■ MATERIAL SHOWN ■
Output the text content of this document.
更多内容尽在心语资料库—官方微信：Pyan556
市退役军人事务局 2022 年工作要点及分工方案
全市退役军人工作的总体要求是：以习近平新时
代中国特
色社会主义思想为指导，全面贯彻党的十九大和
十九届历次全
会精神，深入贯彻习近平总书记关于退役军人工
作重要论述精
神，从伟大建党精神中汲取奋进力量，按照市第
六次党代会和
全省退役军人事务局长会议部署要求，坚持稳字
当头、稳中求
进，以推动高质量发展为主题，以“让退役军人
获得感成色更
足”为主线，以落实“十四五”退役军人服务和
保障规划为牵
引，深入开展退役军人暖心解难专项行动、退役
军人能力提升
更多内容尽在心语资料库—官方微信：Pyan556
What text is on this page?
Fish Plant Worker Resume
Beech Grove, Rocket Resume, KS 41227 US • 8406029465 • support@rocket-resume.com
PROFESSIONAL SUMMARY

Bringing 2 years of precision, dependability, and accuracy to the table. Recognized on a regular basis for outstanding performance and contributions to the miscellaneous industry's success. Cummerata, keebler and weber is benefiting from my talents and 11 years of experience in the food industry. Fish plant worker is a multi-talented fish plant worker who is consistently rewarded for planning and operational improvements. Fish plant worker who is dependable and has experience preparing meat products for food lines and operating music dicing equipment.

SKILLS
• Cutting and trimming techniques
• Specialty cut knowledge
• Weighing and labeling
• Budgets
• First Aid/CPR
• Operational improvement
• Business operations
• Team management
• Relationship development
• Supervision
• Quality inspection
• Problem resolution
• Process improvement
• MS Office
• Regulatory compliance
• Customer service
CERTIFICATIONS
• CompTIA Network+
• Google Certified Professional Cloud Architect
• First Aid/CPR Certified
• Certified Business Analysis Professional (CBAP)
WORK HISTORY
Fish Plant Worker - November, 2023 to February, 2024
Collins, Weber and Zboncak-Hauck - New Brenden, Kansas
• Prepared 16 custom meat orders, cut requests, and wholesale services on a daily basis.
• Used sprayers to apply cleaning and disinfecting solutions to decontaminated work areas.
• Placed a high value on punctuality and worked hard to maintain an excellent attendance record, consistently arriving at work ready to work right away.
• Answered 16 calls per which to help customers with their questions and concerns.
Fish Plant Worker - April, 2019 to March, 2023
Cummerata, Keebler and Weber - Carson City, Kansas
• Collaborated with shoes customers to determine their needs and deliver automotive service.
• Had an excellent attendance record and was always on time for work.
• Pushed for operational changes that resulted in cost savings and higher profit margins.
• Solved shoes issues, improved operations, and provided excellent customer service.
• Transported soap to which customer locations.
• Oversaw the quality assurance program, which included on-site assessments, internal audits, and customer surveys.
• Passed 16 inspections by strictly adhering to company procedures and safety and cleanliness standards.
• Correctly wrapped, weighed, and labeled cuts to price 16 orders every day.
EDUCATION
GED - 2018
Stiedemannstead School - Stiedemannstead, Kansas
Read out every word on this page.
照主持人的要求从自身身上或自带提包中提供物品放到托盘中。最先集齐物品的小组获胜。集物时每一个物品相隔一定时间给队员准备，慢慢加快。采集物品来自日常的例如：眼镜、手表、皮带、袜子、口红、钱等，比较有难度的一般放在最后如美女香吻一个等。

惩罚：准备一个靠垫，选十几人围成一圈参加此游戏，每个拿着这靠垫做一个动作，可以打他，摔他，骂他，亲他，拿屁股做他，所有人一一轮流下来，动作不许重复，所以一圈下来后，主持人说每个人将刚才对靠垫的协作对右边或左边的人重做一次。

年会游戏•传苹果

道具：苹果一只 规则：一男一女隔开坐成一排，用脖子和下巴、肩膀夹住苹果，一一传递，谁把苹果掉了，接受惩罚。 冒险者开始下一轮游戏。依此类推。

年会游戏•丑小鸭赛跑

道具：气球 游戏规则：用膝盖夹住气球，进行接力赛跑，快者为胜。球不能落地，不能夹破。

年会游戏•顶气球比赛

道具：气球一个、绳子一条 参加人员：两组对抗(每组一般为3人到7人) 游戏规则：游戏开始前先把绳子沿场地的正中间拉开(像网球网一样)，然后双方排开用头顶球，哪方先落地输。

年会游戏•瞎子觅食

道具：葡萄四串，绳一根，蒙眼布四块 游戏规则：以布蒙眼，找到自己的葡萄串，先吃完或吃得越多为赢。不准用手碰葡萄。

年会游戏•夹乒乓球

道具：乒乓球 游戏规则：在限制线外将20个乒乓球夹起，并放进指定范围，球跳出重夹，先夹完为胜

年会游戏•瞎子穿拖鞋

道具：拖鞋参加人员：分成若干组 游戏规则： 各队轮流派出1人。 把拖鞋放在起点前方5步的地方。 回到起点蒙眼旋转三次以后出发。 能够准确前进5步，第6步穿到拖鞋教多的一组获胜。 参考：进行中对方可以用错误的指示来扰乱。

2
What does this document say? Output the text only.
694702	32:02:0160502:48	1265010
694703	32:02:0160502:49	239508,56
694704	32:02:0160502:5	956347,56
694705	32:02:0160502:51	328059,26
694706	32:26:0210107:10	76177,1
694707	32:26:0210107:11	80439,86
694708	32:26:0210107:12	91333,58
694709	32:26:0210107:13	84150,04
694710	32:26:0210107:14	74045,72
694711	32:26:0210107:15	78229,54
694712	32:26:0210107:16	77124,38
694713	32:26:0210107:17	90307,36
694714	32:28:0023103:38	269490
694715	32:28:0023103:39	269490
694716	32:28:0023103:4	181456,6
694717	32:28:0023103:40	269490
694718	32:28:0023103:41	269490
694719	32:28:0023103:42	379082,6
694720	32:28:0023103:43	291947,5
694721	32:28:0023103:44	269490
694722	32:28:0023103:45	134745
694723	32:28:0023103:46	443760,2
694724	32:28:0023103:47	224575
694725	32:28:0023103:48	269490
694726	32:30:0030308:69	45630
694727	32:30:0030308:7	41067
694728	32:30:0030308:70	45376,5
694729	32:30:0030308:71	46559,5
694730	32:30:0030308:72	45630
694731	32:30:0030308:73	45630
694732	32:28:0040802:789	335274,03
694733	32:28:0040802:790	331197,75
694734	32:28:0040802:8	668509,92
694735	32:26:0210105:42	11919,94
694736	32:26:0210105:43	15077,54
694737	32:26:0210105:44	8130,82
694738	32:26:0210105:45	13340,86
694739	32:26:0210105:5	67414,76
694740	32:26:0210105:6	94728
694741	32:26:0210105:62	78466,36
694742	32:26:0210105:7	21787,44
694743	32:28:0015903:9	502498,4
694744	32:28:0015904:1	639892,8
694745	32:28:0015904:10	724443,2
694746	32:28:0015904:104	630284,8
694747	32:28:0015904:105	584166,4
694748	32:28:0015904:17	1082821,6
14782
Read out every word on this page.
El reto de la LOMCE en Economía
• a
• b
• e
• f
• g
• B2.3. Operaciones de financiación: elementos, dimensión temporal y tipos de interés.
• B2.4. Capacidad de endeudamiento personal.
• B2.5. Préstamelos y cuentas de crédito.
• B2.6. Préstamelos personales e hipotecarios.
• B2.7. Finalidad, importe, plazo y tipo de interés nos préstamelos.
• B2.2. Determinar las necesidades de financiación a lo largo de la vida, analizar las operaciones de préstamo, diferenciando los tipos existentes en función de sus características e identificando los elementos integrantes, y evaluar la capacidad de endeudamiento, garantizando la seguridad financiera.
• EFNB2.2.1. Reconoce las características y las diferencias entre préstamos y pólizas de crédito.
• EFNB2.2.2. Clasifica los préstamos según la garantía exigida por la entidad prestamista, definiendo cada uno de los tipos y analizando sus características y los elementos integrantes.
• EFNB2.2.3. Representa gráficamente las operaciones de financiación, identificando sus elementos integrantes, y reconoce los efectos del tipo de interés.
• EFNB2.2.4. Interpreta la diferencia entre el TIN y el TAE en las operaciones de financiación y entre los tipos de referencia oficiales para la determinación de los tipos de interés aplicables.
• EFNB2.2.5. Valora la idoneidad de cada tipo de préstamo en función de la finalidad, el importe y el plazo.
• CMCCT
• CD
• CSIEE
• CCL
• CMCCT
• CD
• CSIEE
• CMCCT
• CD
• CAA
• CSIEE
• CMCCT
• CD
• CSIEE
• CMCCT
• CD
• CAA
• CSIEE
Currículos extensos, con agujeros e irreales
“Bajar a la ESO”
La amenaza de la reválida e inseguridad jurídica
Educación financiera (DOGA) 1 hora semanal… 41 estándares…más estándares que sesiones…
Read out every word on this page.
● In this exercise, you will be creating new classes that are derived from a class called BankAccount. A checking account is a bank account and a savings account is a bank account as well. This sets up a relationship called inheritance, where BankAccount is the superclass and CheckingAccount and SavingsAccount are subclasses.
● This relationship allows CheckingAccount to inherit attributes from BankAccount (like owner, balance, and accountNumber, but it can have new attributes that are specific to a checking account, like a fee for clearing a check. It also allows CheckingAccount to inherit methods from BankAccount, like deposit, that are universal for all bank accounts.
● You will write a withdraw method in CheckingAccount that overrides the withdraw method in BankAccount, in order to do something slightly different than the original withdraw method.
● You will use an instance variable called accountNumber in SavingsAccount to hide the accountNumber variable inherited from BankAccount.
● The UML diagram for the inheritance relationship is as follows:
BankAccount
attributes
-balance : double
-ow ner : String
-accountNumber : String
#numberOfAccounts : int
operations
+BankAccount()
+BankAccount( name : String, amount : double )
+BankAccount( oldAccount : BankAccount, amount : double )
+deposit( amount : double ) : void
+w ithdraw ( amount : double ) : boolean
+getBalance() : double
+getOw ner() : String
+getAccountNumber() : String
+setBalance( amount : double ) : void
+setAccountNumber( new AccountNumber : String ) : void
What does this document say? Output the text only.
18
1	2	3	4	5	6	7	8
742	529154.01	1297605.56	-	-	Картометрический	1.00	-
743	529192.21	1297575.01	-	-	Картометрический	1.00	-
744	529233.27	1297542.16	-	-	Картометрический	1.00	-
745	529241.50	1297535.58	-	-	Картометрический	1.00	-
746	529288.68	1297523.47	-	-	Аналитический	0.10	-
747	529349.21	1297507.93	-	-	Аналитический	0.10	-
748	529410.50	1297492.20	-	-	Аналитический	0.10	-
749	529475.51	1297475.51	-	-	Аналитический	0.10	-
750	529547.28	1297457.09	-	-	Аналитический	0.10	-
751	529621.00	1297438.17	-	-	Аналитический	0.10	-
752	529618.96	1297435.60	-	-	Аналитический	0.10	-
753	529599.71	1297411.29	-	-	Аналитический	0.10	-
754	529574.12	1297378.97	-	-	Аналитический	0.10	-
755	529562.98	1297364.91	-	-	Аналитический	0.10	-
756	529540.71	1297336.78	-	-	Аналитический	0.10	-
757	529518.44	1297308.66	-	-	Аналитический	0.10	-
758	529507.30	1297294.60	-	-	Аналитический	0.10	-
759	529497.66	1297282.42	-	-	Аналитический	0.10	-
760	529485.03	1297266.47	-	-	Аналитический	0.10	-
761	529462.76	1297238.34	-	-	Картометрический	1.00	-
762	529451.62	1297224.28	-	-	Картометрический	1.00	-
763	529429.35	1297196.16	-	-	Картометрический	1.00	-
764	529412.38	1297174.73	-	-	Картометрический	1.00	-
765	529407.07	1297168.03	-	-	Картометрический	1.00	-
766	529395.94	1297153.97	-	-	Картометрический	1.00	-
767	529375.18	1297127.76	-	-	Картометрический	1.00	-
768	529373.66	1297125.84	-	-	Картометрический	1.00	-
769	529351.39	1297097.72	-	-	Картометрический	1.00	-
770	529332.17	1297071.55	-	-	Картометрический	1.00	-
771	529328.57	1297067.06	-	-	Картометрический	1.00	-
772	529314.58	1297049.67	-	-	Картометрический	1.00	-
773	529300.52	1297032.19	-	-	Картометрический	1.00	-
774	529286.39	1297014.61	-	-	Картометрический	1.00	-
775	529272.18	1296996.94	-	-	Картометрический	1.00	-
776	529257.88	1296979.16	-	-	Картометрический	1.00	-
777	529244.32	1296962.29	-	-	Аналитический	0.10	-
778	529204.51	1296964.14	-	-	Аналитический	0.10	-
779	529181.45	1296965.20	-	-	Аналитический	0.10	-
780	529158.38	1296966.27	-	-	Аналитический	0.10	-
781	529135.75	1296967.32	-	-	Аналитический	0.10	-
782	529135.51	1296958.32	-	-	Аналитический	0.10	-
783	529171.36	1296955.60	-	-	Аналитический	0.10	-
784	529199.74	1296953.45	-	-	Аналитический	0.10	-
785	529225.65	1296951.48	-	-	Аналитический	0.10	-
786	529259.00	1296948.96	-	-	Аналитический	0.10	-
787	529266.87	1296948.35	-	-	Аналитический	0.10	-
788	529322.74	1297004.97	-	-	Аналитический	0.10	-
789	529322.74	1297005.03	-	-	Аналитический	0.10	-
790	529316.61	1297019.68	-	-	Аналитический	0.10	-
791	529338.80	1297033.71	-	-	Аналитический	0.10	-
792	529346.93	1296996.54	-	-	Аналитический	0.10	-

■ WHAT IS ASKED ■
Check each line of the entries for the string "basis". Copy the lines that have it.

■ WRITTEN ANSWER ■
Bringing 2 years of precision, dependability, and accuracy to the table. Recognized on a regular basis for outstanding performance and contributions to the miscellaneous industry's success. Cummerata, keebler and weber is benefiting from my talents and 11 years of experience in the food industry. Fish plant worker is a multi-talented fish plant worker who is consistently rewarded for planning and operational improvements. Fish plant worker who is dependable and has experience preparing meat products for food lines and operating music dicing equipment.
• Prepared 16 custom meat orders, cut requests, and wholesale services on a daily basis.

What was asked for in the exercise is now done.